INSTRUCTIONS TO FOLLOW:
Copy out all the data, word for word.

Figure content listings

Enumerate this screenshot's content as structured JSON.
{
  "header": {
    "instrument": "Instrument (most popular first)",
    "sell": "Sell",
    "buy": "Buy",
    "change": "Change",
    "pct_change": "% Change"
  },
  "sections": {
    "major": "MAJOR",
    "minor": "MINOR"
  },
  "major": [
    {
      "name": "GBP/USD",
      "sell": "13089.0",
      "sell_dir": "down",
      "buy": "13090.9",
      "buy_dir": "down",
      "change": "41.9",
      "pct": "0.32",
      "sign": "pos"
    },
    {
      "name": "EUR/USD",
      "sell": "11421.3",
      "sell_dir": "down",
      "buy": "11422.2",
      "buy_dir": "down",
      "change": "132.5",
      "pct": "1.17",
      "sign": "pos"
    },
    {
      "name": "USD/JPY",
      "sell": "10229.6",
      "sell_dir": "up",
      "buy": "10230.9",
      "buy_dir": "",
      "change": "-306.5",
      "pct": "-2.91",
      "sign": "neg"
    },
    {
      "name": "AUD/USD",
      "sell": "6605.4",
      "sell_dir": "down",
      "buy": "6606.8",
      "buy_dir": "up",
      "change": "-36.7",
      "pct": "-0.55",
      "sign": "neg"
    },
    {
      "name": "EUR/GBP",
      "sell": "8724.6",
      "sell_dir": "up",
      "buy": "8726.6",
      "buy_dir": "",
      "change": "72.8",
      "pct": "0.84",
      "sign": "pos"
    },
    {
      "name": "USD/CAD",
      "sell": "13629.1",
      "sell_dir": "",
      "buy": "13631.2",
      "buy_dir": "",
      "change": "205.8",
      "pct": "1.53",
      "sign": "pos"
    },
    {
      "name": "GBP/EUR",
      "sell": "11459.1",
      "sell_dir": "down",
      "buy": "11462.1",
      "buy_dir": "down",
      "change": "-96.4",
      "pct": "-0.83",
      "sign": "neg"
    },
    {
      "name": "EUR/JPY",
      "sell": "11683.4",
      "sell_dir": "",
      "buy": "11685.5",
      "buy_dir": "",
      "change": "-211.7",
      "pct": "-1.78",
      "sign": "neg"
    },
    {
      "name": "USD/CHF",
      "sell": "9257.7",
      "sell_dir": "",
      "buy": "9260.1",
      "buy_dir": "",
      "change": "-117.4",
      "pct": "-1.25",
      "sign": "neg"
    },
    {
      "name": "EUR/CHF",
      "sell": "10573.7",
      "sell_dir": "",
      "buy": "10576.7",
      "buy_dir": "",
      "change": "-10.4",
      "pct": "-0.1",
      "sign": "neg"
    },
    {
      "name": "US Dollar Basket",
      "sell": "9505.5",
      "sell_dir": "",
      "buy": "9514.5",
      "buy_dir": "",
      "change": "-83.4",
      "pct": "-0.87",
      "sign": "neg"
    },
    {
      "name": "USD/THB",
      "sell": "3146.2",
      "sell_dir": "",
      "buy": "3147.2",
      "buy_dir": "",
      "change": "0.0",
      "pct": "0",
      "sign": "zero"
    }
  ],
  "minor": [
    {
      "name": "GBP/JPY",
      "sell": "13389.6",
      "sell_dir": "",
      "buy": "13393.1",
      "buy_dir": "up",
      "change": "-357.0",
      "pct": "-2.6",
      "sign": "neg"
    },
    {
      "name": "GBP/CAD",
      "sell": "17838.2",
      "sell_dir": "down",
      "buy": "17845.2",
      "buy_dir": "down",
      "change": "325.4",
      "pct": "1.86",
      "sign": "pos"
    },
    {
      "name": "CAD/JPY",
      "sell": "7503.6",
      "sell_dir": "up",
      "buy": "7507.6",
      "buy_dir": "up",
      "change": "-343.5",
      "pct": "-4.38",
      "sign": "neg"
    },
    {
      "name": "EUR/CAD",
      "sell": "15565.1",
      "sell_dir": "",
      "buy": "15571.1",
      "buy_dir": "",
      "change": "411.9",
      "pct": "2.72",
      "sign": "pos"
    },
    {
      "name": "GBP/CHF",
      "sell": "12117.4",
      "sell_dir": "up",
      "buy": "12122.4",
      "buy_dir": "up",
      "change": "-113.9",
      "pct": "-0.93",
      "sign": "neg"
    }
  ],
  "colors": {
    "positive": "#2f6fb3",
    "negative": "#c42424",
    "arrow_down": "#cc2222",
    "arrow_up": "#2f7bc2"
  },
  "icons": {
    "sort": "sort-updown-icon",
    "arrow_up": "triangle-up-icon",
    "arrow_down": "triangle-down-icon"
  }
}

RESPONSE TO THE TASK:
Enumerate this screenshot's content as structured JSON.
{
  "header": {
    "instrument": "Instrument (most popular first)",
    "sell": "Sell",
    "buy": "Buy",
    "change": "Change",
    "pct_change": "% Change"
  },
  "sections": {
    "major": "MAJOR",
    "minor": "MINOR"
  },
  "major": [
    {
      "name": "GBP/USD",
      "sell": "13089.0",
      "sell_dir": "down",
      "buy": "13090.9",
      "buy_dir": "down",
      "change": "41.9",
      "pct": "0.32",
      "sign": "pos"
    },
    {
      "name": "EUR/USD",
      "sell": "11421.3",
      "sell_dir": "down",
      "buy": "11422.2",
      "buy_dir": "down",
      "change": "132.5",
      "pct": "1.17",
      "sign": "pos"
    },
    {
      "name": "USD/JPY",
      "sell": "10229.6",
      "sell_dir": "up",
      "buy": "10230.9",
      "buy_dir": "",
      "change": "-306.5",
      "pct": "-2.91",
      "sign": "neg"
    },
    {
      "name": "AUD/USD",
      "sell": "6605.4",
      "sell_dir": "down",
      "buy": "6606.8",
      "buy_dir": "up",
      "change": "-36.7",
      "pct": "-0.55",
      "sign": "neg"
    },
    {
      "name": "EUR/GBP",
      "sell": "8724.6",
      "sell_dir": "up",
      "buy": "8726.6",
      "buy_dir": "",
      "change": "72.8",
      "pct": "0.84",
      "sign": "pos"
    },
    {
      "name": "USD/CAD",
      "sell": "13629.1",
      "sell_dir": "",
      "buy": "13631.2",
      "buy_dir": "",
      "change": "205.8",
      "pct": "1.53",
      "sign": "pos"
    },
    {
      "name": "GBP/EUR",
      "sell": "11459.1",
      "sell_dir": "down",
      "buy": "11462.1",
      "buy_dir": "down",
      "change": "-96.4",
      "pct": "-0.83",
      "sign": "neg"
    },
    {
      "name": "EUR/JPY",
      "sell": "11683.4",
      "sell_dir": "",
      "buy": "11685.5",
      "buy_dir": "",
      "change": "-211.7",
      "pct": "-1.78",
      "sign": "neg"
    },
    {
      "name": "USD/CHF",
      "sell": "9257.7",
      "sell_dir": "",
      "buy": "9260.1",
      "buy_dir": "",
      "change": "-117.4",
      "pct": "-1.25",
      "sign": "neg"
    },
    {
      "name": "EUR/CHF",
      "sell": "10573.7",
      "sell_dir": "",
      "buy": "10576.7",
      "buy_dir": "",
      "change": "-10.4",
      "pct": "-0.1",
      "sign": "neg"
    },
    {
      "name": "US Dollar Basket",
      "sell": "9505.5",
      "sell_dir": "",
      "buy": "9514.5",
      "buy_dir": "",
      "change": "-83.4",
      "pct": "-0.87",
      "sign": "neg"
    },
    {
      "name": "USD/THB",
      "sell": "3146.2",
      "sell_dir": "",
      "buy": "3147.2",
      "buy_dir": "",
      "change": "0.0",
      "pct": "0",
      "sign": "zero"
    }
  ],
  "minor": [
    {
      "name": "GBP/JPY",
      "sell": "13389.6",
      "sell_dir": "",
      "buy": "13393.1",
      "buy_dir": "up",
      "change": "-357.0",
      "pct": "-2.6",
      "sign": "neg"
    },
    {
      "name": "GBP/CAD",
      "sell": "17838.2",
      "sell_dir": "down",
      "buy": "17845.2",
      "buy_dir": "down",
      "change": "325.4",
      "pct": "1.86",
      "sign": "pos"
    },
    {
      "name": "CAD/JPY",
      "sell": "7503.6",
      "sell_dir": "up",
      "buy": "7507.6",
      "buy_dir": "up",
      "change": "-343.5",
      "pct": "-4.38",
      "sign": "neg"
    },
    {
      "name": "EUR/CAD",
      "sell": "15565.1",
      "sell_dir": "",
      "buy": "15571.1",
      "buy_dir": "",
      "change": "411.9",
      "pct": "2.72",
      "sign": "pos"
    },
    {
      "name": "GBP/CHF",
      "sell": "12117.4",
      "sell_dir": "up",
      "buy": "12122.4",
      "buy_dir": "up",
      "change": "-113.9",
      "pct": "-0.93",
      "sign": "neg"
    }
  ],
  "colors": {
    "positive": "#2f6fb3",
    "negative": "#c42424",
    "arrow_down": "#cc2222",
    "arrow_up": "#2f7bc2"
  },
  "icons": {
    "sort": "sort-updown-icon",
    "arrow_up": "triangle-up-icon",
    "arrow_down": "triangle-down-icon"
  }
}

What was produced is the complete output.